* begin Provided information *
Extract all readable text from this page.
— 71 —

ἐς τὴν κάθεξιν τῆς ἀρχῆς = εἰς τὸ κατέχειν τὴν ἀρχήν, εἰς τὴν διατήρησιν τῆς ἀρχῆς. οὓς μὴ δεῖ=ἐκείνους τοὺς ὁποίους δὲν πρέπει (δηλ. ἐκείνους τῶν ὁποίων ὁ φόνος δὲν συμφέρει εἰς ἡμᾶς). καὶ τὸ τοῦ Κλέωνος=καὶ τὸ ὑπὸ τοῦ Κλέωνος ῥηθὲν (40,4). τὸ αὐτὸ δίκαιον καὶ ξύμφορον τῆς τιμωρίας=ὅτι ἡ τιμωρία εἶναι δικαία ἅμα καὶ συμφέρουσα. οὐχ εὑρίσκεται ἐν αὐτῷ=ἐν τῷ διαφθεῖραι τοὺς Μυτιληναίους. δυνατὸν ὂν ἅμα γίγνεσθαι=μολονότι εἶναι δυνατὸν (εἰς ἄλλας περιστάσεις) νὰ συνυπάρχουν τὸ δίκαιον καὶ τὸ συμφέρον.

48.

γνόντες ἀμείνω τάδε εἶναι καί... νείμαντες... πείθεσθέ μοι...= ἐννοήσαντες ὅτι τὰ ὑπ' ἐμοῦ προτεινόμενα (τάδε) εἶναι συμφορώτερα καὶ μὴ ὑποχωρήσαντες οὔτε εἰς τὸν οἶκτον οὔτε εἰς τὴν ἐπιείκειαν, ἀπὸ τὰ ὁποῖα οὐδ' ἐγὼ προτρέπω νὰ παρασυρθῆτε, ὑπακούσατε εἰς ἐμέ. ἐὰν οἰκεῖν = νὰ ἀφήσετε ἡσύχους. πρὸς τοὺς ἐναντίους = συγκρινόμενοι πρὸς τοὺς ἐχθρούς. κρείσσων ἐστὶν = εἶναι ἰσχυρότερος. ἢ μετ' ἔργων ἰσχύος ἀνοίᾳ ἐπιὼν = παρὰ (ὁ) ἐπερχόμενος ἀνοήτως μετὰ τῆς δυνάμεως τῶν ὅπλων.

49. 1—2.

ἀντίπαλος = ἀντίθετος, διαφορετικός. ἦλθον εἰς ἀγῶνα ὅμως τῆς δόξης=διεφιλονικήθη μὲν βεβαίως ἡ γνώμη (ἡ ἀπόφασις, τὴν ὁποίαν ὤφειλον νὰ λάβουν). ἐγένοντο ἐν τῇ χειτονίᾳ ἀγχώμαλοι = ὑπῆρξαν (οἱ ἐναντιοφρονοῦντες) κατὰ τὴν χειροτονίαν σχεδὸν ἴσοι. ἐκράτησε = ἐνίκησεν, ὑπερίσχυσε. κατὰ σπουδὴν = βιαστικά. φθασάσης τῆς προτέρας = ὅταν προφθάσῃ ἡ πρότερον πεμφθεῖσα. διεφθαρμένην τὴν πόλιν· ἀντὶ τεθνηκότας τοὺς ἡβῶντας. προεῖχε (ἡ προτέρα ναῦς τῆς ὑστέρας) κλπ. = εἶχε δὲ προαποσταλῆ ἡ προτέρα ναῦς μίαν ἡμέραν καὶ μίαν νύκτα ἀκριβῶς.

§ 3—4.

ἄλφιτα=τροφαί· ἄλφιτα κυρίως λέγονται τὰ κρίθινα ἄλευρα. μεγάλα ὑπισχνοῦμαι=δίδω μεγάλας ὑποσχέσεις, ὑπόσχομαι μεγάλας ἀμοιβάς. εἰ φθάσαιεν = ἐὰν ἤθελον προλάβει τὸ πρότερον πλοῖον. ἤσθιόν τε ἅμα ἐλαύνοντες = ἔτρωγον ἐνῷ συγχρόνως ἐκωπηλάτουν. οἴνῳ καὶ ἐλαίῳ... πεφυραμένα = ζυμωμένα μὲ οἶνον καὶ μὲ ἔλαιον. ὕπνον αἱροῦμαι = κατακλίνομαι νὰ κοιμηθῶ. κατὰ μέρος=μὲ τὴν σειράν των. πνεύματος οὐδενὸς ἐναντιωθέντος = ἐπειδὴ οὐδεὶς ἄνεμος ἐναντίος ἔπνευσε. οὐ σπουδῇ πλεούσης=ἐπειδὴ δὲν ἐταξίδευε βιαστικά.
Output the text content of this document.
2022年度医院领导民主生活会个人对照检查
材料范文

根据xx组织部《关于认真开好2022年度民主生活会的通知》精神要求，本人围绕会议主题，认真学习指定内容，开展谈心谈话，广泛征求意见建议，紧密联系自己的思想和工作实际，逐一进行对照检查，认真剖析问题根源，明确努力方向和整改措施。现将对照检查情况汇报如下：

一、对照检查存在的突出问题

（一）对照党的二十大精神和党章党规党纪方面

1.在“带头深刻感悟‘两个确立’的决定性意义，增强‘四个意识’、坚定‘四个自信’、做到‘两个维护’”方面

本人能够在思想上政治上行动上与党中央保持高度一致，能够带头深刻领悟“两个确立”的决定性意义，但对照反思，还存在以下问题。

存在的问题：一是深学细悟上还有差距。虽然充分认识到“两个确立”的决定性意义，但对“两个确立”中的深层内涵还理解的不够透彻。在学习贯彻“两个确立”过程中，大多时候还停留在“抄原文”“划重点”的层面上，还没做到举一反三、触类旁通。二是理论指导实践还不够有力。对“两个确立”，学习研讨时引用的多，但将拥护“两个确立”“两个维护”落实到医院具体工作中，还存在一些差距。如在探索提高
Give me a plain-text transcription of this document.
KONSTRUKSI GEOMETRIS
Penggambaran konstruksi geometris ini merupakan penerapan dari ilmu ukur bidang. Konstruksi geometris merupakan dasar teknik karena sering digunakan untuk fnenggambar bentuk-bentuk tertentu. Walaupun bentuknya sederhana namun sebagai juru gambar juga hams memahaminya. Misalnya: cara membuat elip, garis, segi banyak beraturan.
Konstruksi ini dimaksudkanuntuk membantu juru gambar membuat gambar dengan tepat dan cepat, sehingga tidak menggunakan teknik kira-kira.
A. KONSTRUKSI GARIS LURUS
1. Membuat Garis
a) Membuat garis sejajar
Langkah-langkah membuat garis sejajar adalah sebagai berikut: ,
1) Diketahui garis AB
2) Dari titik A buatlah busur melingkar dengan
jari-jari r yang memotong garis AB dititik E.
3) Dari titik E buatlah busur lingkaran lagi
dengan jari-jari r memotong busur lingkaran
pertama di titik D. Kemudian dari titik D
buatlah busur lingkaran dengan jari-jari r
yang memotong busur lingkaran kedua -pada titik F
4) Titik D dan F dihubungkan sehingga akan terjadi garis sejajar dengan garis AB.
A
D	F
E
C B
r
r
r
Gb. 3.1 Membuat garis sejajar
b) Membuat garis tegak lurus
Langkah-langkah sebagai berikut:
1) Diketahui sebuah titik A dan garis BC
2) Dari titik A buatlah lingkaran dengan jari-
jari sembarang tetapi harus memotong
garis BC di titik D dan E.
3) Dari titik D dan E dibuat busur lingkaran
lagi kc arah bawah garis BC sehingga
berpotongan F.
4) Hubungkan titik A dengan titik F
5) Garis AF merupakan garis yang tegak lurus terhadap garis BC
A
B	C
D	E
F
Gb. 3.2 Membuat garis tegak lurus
* end Provided information *
_Required task_. Copy all the lines above that hold the string "text".

_Finished exercise_.
Extract all readable text from this page.
Output the text content of this document.
Give me a plain-text transcription of this document.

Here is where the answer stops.